## GIVEN INSTRUCTION
Transcribe all of the material exactly.

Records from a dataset
○ ○ ○

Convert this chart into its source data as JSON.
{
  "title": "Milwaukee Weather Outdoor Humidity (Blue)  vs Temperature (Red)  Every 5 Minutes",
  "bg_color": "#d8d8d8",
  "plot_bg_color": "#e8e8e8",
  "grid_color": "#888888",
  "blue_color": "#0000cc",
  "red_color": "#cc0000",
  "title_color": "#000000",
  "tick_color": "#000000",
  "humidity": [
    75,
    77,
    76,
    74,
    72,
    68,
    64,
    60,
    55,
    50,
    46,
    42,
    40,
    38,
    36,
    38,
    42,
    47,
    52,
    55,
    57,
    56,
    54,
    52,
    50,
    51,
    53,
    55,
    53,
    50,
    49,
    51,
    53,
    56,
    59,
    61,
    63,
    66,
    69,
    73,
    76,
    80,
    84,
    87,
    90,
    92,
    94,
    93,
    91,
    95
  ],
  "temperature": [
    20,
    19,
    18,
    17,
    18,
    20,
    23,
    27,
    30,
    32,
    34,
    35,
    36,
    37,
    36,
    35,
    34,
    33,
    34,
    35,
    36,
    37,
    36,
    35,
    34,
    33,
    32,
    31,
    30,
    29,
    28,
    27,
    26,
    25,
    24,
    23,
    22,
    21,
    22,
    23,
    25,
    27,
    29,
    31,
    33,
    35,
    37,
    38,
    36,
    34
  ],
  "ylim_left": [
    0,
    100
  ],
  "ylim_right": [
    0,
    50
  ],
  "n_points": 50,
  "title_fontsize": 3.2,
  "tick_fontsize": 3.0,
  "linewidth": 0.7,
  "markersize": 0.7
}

○ ○ ○

## THE RESPONSE
Convert this chart into its source data as JSON.
{
  "title": "Milwaukee Weather Outdoor Humidity (Blue)  vs Temperature (Red)  Every 5 Minutes",
  "bg_color": "#d8d8d8",
  "plot_bg_color": "#e8e8e8",
  "grid_color": "#888888",
  "blue_color": "#0000cc",
  "red_color": "#cc0000",
  "title_color": "#000000",
  "tick_color": "#000000",
  "humidity": [
    75,
    77,
    76,
    74,
    72,
    68,
    64,
    60,
    55,
    50,
    46,
    42,
    40,
    38,
    36,
    38,
    42,
    47,
    52,
    55,
    57,
    56,
    54,
    52,
    50,
    51,
    53,
    55,
    53,
    50,
    49,
    51,
    53,
    56,
    59,
    61,
    63,
    66,
    69,
    73,
    76,
    80,
    84,
    87,
    90,
    92,
    94,
    93,
    91,
    95
  ],
  "temperature": [
    20,
    19,
    18,
    17,
    18,
    20,
    23,
    27,
    30,
    32,
    34,
    35,
    36,
    37,
    36,
    35,
    34,
    33,
    34,
    35,
    36,
    37,
    36,
    35,
    34,
    33,
    32,
    31,
    30,
    29,
    28,
    27,
    26,
    25,
    24,
    23,
    22,
    21,
    22,
    23,
    25,
    27,
    29,
    31,
    33,
    35,
    37,
    38,
    36,
    34
  ],
  "ylim_left": [
    0,
    100
  ],
  "ylim_right": [
    0,
    50
  ],
  "n_points": 50,
  "title_fontsize": 3.2,
  "tick_fontsize": 3.0,
  "linewidth": 0.7,
  "markersize": 0.7
}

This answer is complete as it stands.